DIRECTION >> In the records below, find each line with the word "Методика" and copy it.

DATA ENTRIES >>
☆ ☆ ☆ ☆ ☆

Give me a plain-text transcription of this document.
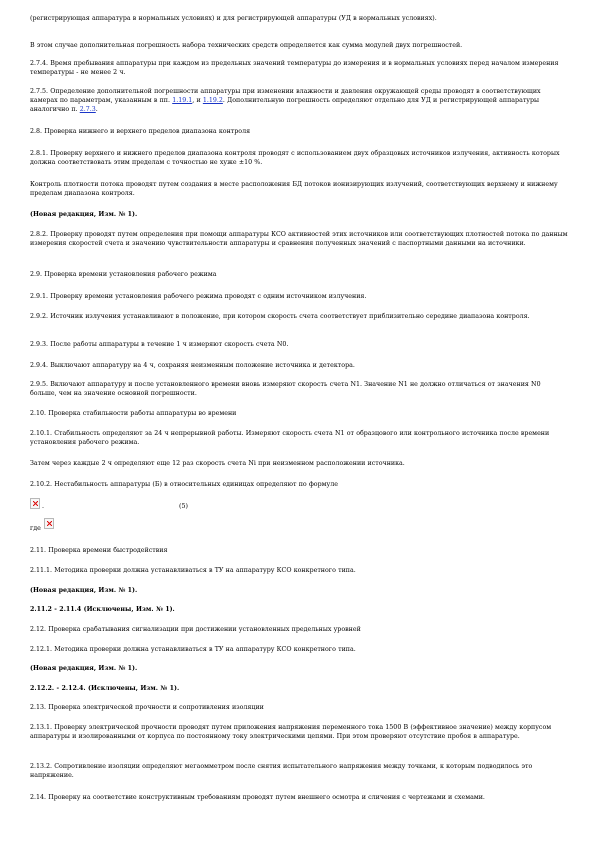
(регистрирующая аппаратура в нормальных условиях) и для регистрирующей аппаратуры (УД в нормальных условиях).

В этом случае дополнительная погрешность набора технических средств определяется как сумма модулей двух погрешностей.

2.7.4. Время пребывания аппаратуры при каждом из предельных значений температуры до измерения и в нормальных условиях перед началом измерения температуры - не менее 2 ч.

2.7.5. Определение дополнительной погрешности аппаратуры при изменении влажности и давления окружающей среды проводят в соответствующих камерах по параметрам, указанным в пп. 1.19.1, и 1.19.2. Дополнительную погрешность определяют отдельно для УД и регистрирующей аппаратуры аналогично п. 2.7.3.

2.8. Проверка нижнего и верхнего пределов диапазона контроля

2.8.1. Проверку верхнего и нижнего пределов диапазона контроля проводят с использованием двух образцовых источников излучения, активность которых должна соответствовать этим пределам с точностью не хуже ±10 %.

Контроль плотности потока проводят путем создания в месте расположения БД потоков ионизирующих излучений, соответствующих верхнему и нижнему пределам диапазона контроля.

(Новая редакция, Изм. № 1).

2.8.2. Проверку проводят путем определения при помощи аппаратуры КСО активностей этих источников или соответствующих плотностей потока по данным измерения скоростей счета и значению чувствительности аппаратуры и сравнения полученных значений с паспортными данными на источники.

2.9. Проверка времени установления рабочего режима

2.9.1. Проверку времени установления рабочего режима проводят с одним источником излучения.

2.9.2. Источник излучения устанавливают в положение, при котором скорость счета соответствует приблизительно середине диапазона контроля.

2.9.3. После работы аппаратуры в течение 1 ч измеряют скорость счета N0.

2.9.4. Выключают аппаратуру на 4 ч, сохраняя неизменным положение источника и детектора.

2.9.5. Включают аппаратуру и после установленного времени вновь измеряют скорость счета N1. Значение N1 не должно отличаться от значения N0 больше, чем на значение основной погрешности.

2.10. Проверка стабильности работы аппаратуры во времени

2.10.1. Стабильность определяют за 24 ч непрерывной работы. Измеряют скорость счета N1 от образцового или контрольного источника после времени установления рабочего режима.

Затем через каждые 2 ч определяют еще 12 раз скорость счета Ni при неизменном расположении источника.

2.10.2. Нестабильность аппаратуры (Б) в относительных единицах определяют по формуле

.	(5)

где

2.11. Проверка времени быстродействия

2.11.1. Методика проверки должна устанавливаться в ТУ на аппаратуру КСО конкретного типа.

(Новая редакция, Изм. № 1).

2.11.2 - 2.11.4 (Исключены, Изм. № 1).

2.12. Проверка срабатывания сигнализации при достижении установленных предельных уровней

2.12.1. Методика проверки должна устанавливаться в ТУ на аппаратуру КСО конкретного типа.

(Новая редакция, Изм. № 1).

2.12.2. - 2.12.4. (Исключены, Изм. № 1).

2.13. Проверка электрической прочности и сопротивления изоляции

2.13.1. Проверку электрической прочности проводят путем приложения напряжения переменного тока 1500 В (эффективное значение) между корпусом аппаратуры и изолированными от корпуса по постоянному току электрическими цепями. При этом проверяют отсутствие пробоя в аппаратуре.

2.13.2. Сопротивление изоляции определяют мегаомметром после снятия испытательного напряжения между точками, к которым подводилось это напряжение.

2.14. Проверку на соответствие конструктивным требованиям проводят путем внешнего осмотра и сличения с чертежами и схемами.
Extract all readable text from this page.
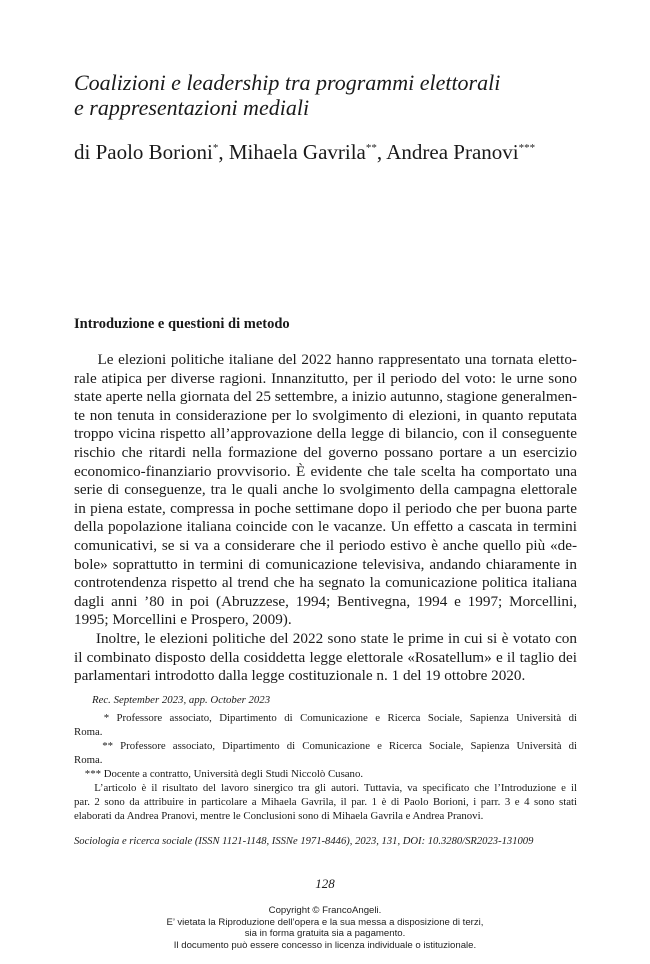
Coalizioni e leadership tra programmi elettorali
e rappresentazioni mediali
di Paolo Borioni*, Mihaela Gavrila**, Andrea Pranovi***
Introduzione e questioni di metodo
Le elezioni politiche italiane del 2022 hanno rappresentato una tornata eletto-
rale atipica per diverse ragioni. Innanzitutto, per il periodo del voto: le urne sono
state aperte nella giornata del 25 settembre, a inizio autunno, stagione generalmen-
te non tenuta in considerazione per lo svolgimento di elezioni, in quanto reputata
troppo vicina rispetto all’approvazione della legge di bilancio, con il conseguente
rischio che ritardi nella formazione del governo possano portare a un esercizio
economico-finanziario provvisorio. È evidente che tale scelta ha comportato una
serie di conseguenze, tra le quali anche lo svolgimento della campagna elettorale
in piena estate, compressa in poche settimane dopo il periodo che per buona parte
della popolazione italiana coincide con le vacanze. Un effetto a cascata in termini
comunicativi, se si va a considerare che il periodo estivo è anche quello più «de-
bole» soprattutto in termini di comunicazione televisiva, andando chiaramente in
controtendenza rispetto al trend che ha segnato la comunicazione politica italiana
dagli anni ’80 in poi (Abruzzese, 1994; Bentivegna, 1994 e 1997; Morcellini,
1995; Morcellini e Prospero, 2009).
Inoltre, le elezioni politiche del 2022 sono state le prime in cui si è votato con
il combinato disposto della cosiddetta legge elettorale «Rosatellum» e il taglio dei
parlamentari introdotto dalla legge costituzionale n. 1 del 19 ottobre 2020.
Rec. September 2023, app. October 2023
* Professore associato, Dipartimento di Comunicazione e Ricerca Sociale, Sapienza Università di
Roma.
** Professore associato, Dipartimento di Comunicazione e Ricerca Sociale, Sapienza Università di
Roma.
*** Docente a contratto, Università degli Studi Niccolò Cusano.
L’articolo è il risultato del lavoro sinergico tra gli autori. Tuttavia, va specificato che l’Introduzione e il
par. 2 sono da attribuire in particolare a Mihaela Gavrila, il par. 1 è di Paolo Borioni, i parr. 3 e 4 sono stati
elaborati da Andrea Pranovi, mentre le Conclusioni sono di Mihaela Gavrila e Andrea Pranovi.
Sociologia e ricerca sociale (ISSN 1121-1148, ISSNe 1971-8446), 2023, 131, DOI: 10.3280/SR2023-131009
128
Copyright © FrancoAngeli.
E’ vietata la Riproduzione dell’opera e la sua messa a disposizione di terzi,
sia in forma gratuita sia a pagamento.
Il documento può essere concesso in licenza individuale o istituzionale.
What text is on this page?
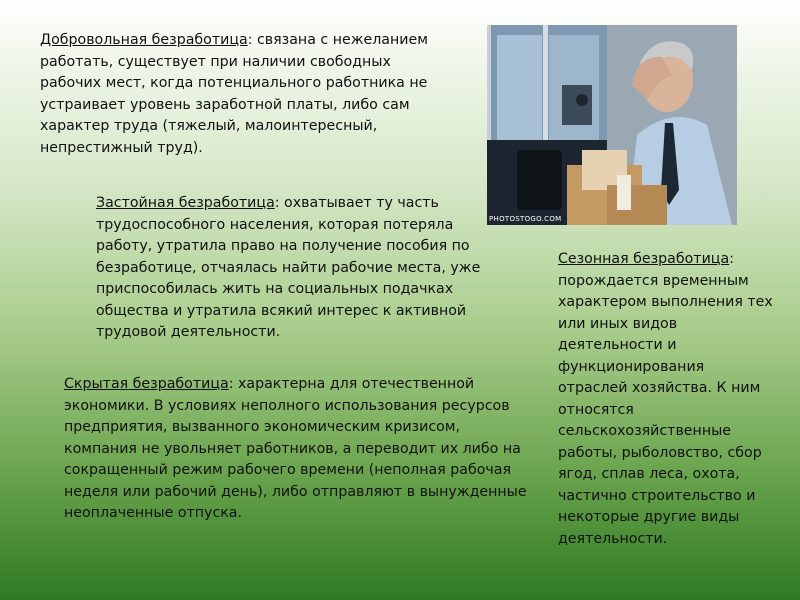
Добровольная безработица: связана с нежеланием работать, существует при наличии свободных рабочих мест, когда потенциального работника не устраивает уровень заработной платы, либо сам характер труда (тяжелый, малоинтересный, непрестижный труд).
Застойная безработица: охватывает ту часть трудоспособного населения, которая потеряла работу, утратила право на получение пособия по безработице, отчаялась найти рабочие места, уже приспособилась жить на социальных подачках общества и утратила всякий интерес к активной трудовой деятельности.
Скрытая безработица: характерна для отечественной экономики. В условиях неполного использования ресурсов предприятия, вызванного экономическим кризисом, компания не увольняет работников, а переводит их либо на сокращенный режим рабочего времени (неполная рабочая неделя или рабочий день), либо отправляют в вынужденные неоплаченные отпуска.
Сезонная безработица: порождается временным характером выполнения тех или иных видов деятельности и функционирования отраслей хозяйства. К ним относятся сельскохозяйственные работы, рыболовство, сбор ягод, сплав леса, охота, частично строительство и некоторые другие виды деятельности.
PHOTOSTOGO.COM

☆ ☆ ☆ ☆ ☆

TASK OUTPUT >>
2.11.1. Методика проверки должна устанавливаться в ТУ на аппаратуру КСО конкретного типа.
2.12.1. Методика проверки должна устанавливаться в ТУ на аппаратуру КСО конкретного типа.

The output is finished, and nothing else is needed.